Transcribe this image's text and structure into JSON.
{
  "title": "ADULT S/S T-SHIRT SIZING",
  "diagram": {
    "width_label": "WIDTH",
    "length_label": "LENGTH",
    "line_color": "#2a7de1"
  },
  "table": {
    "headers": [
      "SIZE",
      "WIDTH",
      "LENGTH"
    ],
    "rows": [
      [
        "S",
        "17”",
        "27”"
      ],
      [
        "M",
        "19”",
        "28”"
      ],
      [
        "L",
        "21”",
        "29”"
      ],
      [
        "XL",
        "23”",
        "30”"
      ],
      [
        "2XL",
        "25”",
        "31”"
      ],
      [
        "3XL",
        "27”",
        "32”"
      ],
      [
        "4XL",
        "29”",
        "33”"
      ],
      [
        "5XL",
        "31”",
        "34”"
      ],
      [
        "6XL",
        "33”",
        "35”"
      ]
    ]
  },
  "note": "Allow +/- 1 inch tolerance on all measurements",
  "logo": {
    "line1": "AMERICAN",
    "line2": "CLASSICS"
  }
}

= Task statement =
Produce an exact copy of every entry above.

= The response =
Transcribe this image's text and structure into JSON.
{
  "title": "ADULT S/S T-SHIRT SIZING",
  "diagram": {
    "width_label": "WIDTH",
    "length_label": "LENGTH",
    "line_color": "#2a7de1"
  },
  "table": {
    "headers": [
      "SIZE",
      "WIDTH",
      "LENGTH"
    ],
    "rows": [
      [
        "S",
        "17”",
        "27”"
      ],
      [
        "M",
        "19”",
        "28”"
      ],
      [
        "L",
        "21”",
        "29”"
      ],
      [
        "XL",
        "23”",
        "30”"
      ],
      [
        "2XL",
        "25”",
        "31”"
      ],
      [
        "3XL",
        "27”",
        "32”"
      ],
      [
        "4XL",
        "29”",
        "33”"
      ],
      [
        "5XL",
        "31”",
        "34”"
      ],
      [
        "6XL",
        "33”",
        "35”"
      ]
    ]
  },
  "note": "Allow +/- 1 inch tolerance on all measurements",
  "logo": {
    "line1": "AMERICAN",
    "line2": "CLASSICS"
  }
}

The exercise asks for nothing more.